EXERCISE OBJECTIVE ▸
Extract every line that contains the string "contient".

EXERCISE INPUT ▸
BEGIN

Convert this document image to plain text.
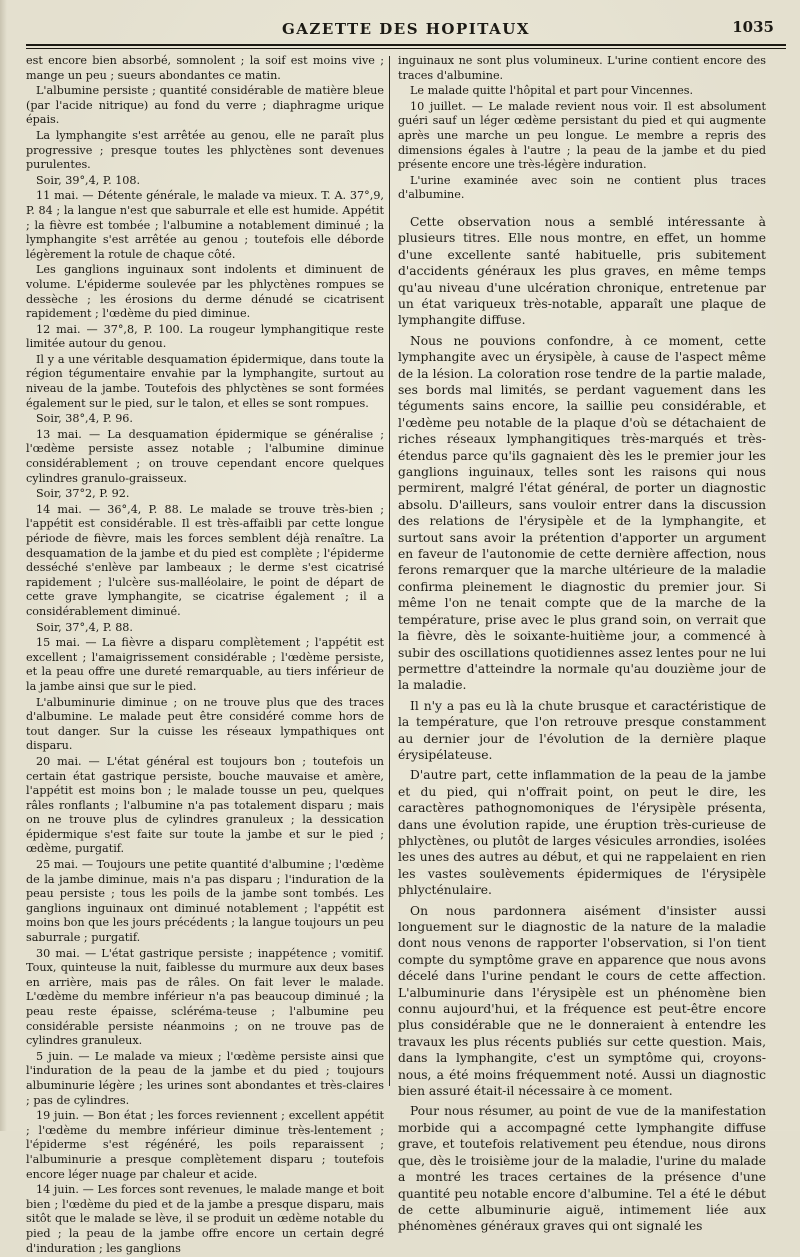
GAZETTE DES HOPITAUX	1035

est encore bien absorbé, somnolent ; la soif est moins vive ; mange un peu ; sueurs abondantes ce matin.

L'albumine persiste ; quantité considérable de matière bleue (par l'acide nitrique) au fond du verre ; diaphragme urique épais.

La lymphangite s'est arrêtée au genou, elle ne paraît plus progressive ; presque toutes les phlyctènes sont devenues purulentes.

Soir, 39°,4, P. 108.

11 mai. — Détente générale, le malade va mieux. T. A. 37°,9, P. 84 ; la langue n'est que saburrale et elle est humide. Appétit ; la fièvre est tombée ; l'albumine a notablement diminué ; la lymphangite s'est arrêtée au genou ; toutefois elle déborde légèrement la rotule de chaque côté.

Les ganglions inguinaux sont indolents et diminuent de volume. L'épiderme soulevée par les phlyctènes rompues se dessèche ; les érosions du derme dénudé se cicatrisent rapidement ; l'œdème du pied diminue.

12 mai. — 37°,8, P. 100. La rougeur lymphangitique reste limitée autour du genou.

Il y a une véritable desquamation épidermique, dans toute la région tégumentaire envahie par la lymphangite, surtout au niveau de la jambe. Toutefois des phlyctènes se sont formées également sur le pied, sur le talon, et elles se sont rompues.

Soir, 38°,4, P. 96.

13 mai. — La desquamation épidermique se généralise ; l'œdème persiste assez notable ; l'albumine diminue considérablement ; on trouve cependant encore quelques cylindres granulo-graisseux.

Soir, 37°2, P. 92.

14 mai. — 36°,4, P. 88. Le malade se trouve très-bien ; l'appétit est considérable. Il est très-affaibli par cette longue période de fièvre, mais les forces semblent déjà renaître. La desquamation de la jambe et du pied est complète ; l'épiderme desséché s'enlève par lambeaux ; le derme s'est cicatrisé rapidement ; l'ulcère sus-malléolaire, le point de départ de cette grave lymphangite, se cicatrise également ; il a considérablement diminué.

Soir, 37°,4, P. 88.

15 mai. — La fièvre a disparu complètement ; l'appétit est excellent ; l'amaigrissement considérable ; l'œdème persiste, et la peau offre une dureté remarquable, au tiers inférieur de la jambe ainsi que sur le pied.

L'albuminurie diminue ; on ne trouve plus que des traces d'albumine. Le malade peut être considéré comme hors de tout danger. Sur la cuisse les réseaux lympathiques ont disparu.

20 mai. — L'état général est toujours bon ; toutefois un certain état gastrique persiste, bouche mauvaise et amère, l'appétit est moins bon ; le malade tousse un peu, quelques râles ronflants ; l'albumine n'a pas totalement disparu ; mais on ne trouve plus de cylindres granuleux ; la dessication épidermique s'est faite sur toute la jambe et sur le pied ; œdème, purgatif.

25 mai. — Toujours une petite quantité d'albumine ; l'œdème de la jambe diminue, mais n'a pas disparu ; l'induration de la peau persiste ; tous les poils de la jambe sont tombés. Les ganglions inguinaux ont diminué notablement ; l'appétit est moins bon que les jours précédents ; la langue toujours un peu saburrale ; purgatif.

30 mai. — L'état gastrique persiste ; inappétence ; vomitif. Toux, quinteuse la nuit, faiblesse du murmure aux deux bases en arrière, mais pas de râles. On fait lever le malade. L'œdème du membre inférieur n'a pas beaucoup diminué ; la peau reste épaisse, scléréma-teuse ; l'albumine peu considérable persiste néanmoins ; on ne trouve pas de cylindres granuleux.

5 juin. — Le malade va mieux ; l'œdème persiste ainsi que l'induration de la peau de la jambe et du pied ; toujours albuminurie légère ; les urines sont abondantes et très-claires ; pas de cylindres.

19 juin. — Bon état ; les forces reviennent ; excellent appétit ; l'œdème du membre inférieur diminue très-lentement ; l'épiderme s'est régénéré, les poils reparaissent ; l'albuminurie a presque complètement disparu ; toutefois encore léger nuage par chaleur et acide.

14 juin. — Les forces sont revenues, le malade mange et boit bien ; l'œdème du pied et de la jambe a presque disparu, mais sitôt que le malade se lève, il se produit un œdème notable du pied ; la peau de la jambe offre encore un certain degré d'induration ; les ganglions

inguinaux ne sont plus volumineux. L'urine contient encore des traces d'albumine.

Le malade quitte l'hôpital et part pour Vincennes.

10 juillet. — Le malade revient nous voir. Il est absolument guéri sauf un léger œdème persistant du pied et qui augmente après une marche un peu longue. Le membre a repris des dimensions égales à l'autre ; la peau de la jambe et du pied présente encore une très-légère induration.

L'urine examinée avec soin ne contient plus traces d'albumine.

Cette observation nous a semblé intéressante à plusieurs titres. Elle nous montre, en effet, un homme d'une excellente santé habituelle, pris subitement d'accidents généraux les plus graves, en même temps qu'au niveau d'une ulcération chronique, entretenue par un état variqueux très-notable, apparaît une plaque de lymphangite diffuse.

Nous ne pouvions confondre, à ce moment, cette lymphangite avec un érysipèle, à cause de l'aspect même de la lésion. La coloration rose tendre de la partie malade, ses bords mal limités, se perdant vaguement dans les téguments sains encore, la saillie peu considérable, et l'œdème peu notable de la plaque d'où se détachaient de riches réseaux lymphangitiques très-marqués et très-étendus parce qu'ils gagnaient dès les le premier jour les ganglions inguinaux, telles sont les raisons qui nous permirent, malgré l'état général, de porter un diagnostic absolu. D'ailleurs, sans vouloir entrer dans la discussion des relations de l'érysipèle et de la lymphangite, et surtout sans avoir la prétention d'apporter un argument en faveur de l'autonomie de cette dernière affection, nous ferons remarquer que la marche ultérieure de la maladie confirma pleinement le diagnostic du premier jour. Si même l'on ne tenait compte que de la marche de la température, prise avec le plus grand soin, on verrait que la fièvre, dès le soixante-huitième jour, a commencé à subir des oscillations quotidiennes assez lentes pour ne lui permettre d'atteindre la normale qu'au douzième jour de la maladie.

Il n'y a pas eu là la chute brusque et caractéristique de la température, que l'on retrouve presque constamment au dernier jour de l'évolution de la dernière plaque érysipélateuse.

D'autre part, cette inflammation de la peau de la jambe et du pied, qui n'offrait point, on peut le dire, les caractères pathognomoniques de l'érysipèle présenta, dans une évolution rapide, une éruption très-curieuse de phlyctènes, ou plutôt de larges vésicules arrondies, isolées les unes des autres au début, et qui ne rappelaient en rien les vastes soulèvements épidermiques de l'érysipèle phlycténulaire.

On nous pardonnera aisément d'insister aussi longuement sur le diagnostic de la nature de la maladie dont nous venons de rapporter l'observation, si l'on tient compte du symptôme grave en apparence que nous avons décelé dans l'urine pendant le cours de cette affection. L'albuminurie dans l'érysipèle est un phénomène bien connu aujourd'hui, et la fréquence est peut-être encore plus considérable que ne le donneraient à entendre les travaux les plus récents publiés sur cette question. Mais, dans la lymphangite, c'est un symptôme qui, croyons-nous, a été moins fréquemment noté. Aussi un diagnostic bien assuré était-il nécessaire à ce moment.

Pour nous résumer, au point de vue de la manifestation morbide qui a accompagné cette lymphangite diffuse grave, et toutefois relativement peu étendue, nous dirons que, dès le troisième jour de la maladie, l'urine du malade a montré les traces certaines de la présence d'une quantité peu notable encore d'albumine. Tel a été le début de cette albuminurie aiguë, intimement liée aux phénomènes généraux graves qui ont signalé les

END

OUTPUT ▸
inguinaux ne sont plus volumineux. L'urine contient encore des traces d'albumine.
L'urine examinée avec soin ne contient plus traces d'albumine.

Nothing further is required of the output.